*作業内容*
棒状化粧料容器に関する本文を全文抽出し、一字一句変えずに示してください。

*本文*
***
説明

棒状化粧料容器

【課題】簡単な構造により、棒状化粧料を出没させるにあたり過剰な軸筒の回転操作がなされても、棒状化粧料容器自体の損壊を防止するとともに、その過剰操作を使用者に警告する。
【解決手段】ネジ駒14の回転によって前後方向へ摺動するチャック軸19を、チャック部20と雄ネジ部25及びその間に設けられるバネ部27とからなるものとするとともに、該チャック部の前後方向への摺動可能距離よりも雄ネジ部の最先端ネジ山と最後端ネジ山との距離を若干長く設定することにより、軸筒を過剰に回転させても、ネジ駒と雄ネジ部との噛合の解離と、バネ部の弾撥力によるクリック音を伴う再噛合とを繰り返すこととなる。

【発明の詳細な説明】
【技術分野】
【0001】
本願発明は、例えばアイブロー、アイライナー、アイシャドー又はリップライナー等の細径化された棒状化粧料を出没自在に収容する棒状化粧料容器に関する。
***
*提供データ*
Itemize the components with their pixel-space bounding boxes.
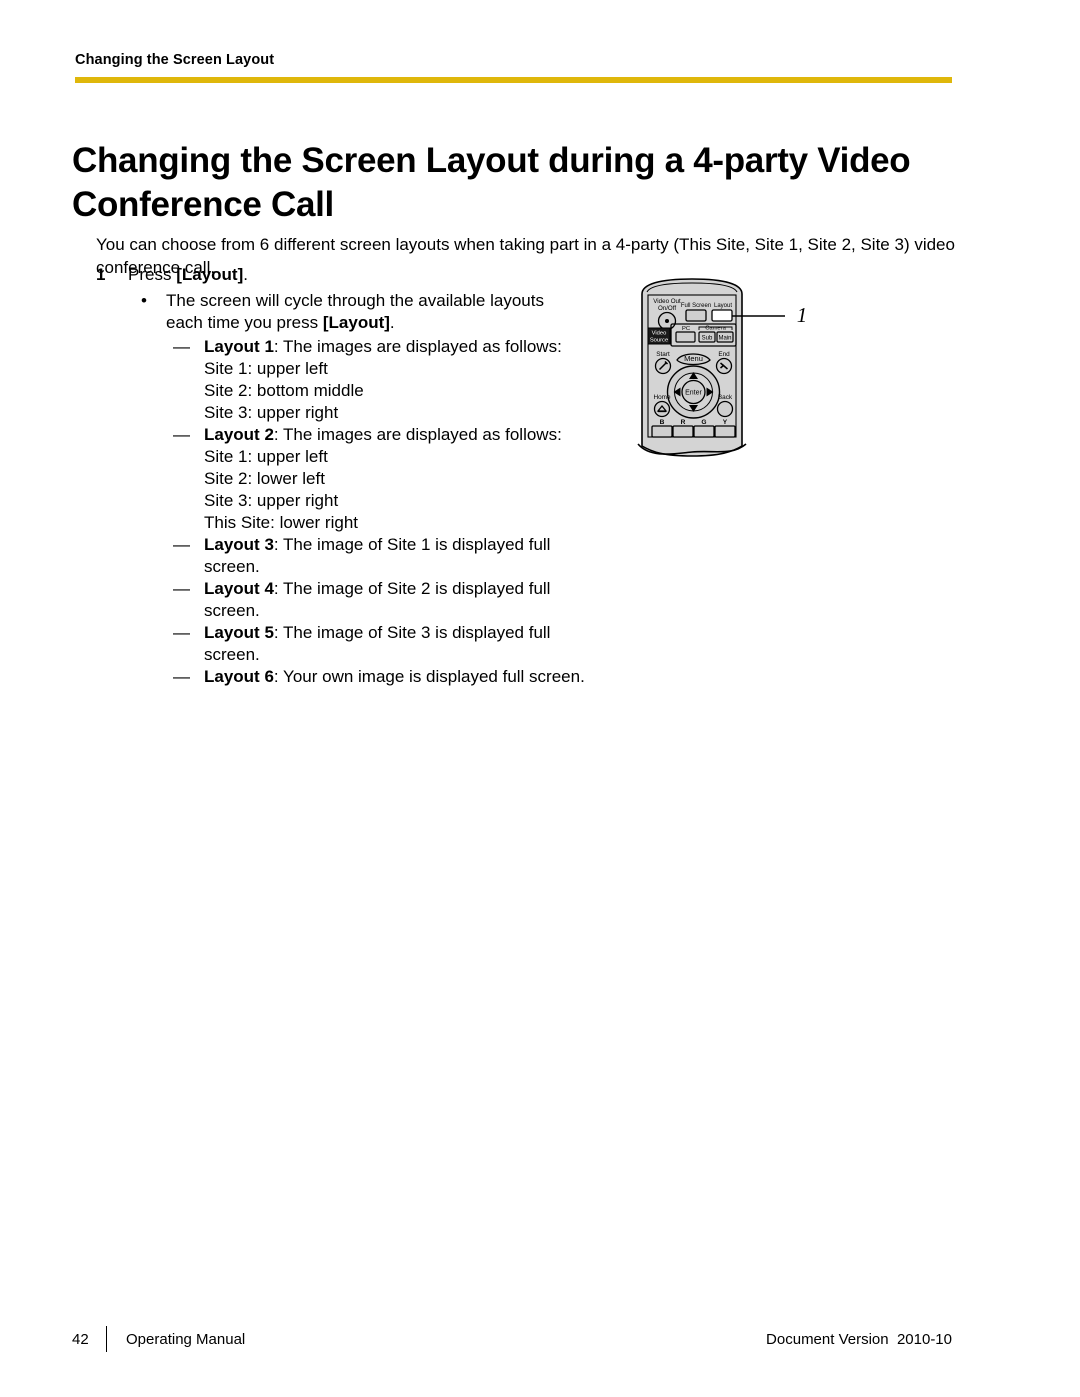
***
*解答*
説明

棒状化粧料容器

【課題】簡単な構造により、棒状化粧料を出没させるにあたり過剰な軸筒の回転操作がなされても、棒状化粧料容器自体の損壊を防止するとともに、その過剰操作を使用者に警告する。
【解決手段】ネジ駒14の回転によって前後方向へ摺動するチャック軸19を、チャック部20と雄ネジ部25及びその間に設けられるバネ部27とからなるものとするとともに、該チャック部の前後方向への摺動可能距離よりも雄ネジ部の最先端ネジ山と最後端ネジ山との距離を若干長く設定することにより、軸筒を過剰に回転させても、ネジ駒と雄ネジ部との噛合の解離と、バネ部の弾撥力によるクリック音を伴う再噛合とを繰り返すこととなる。

【発明の詳細な説明】
【技術分野】
【0001】
本願発明は、例えばアイブロー、アイライナー、アイシャドー又はリップライナー等の細径化された棒状化粧料を出没自在に収容する棒状化粧料容器に関する。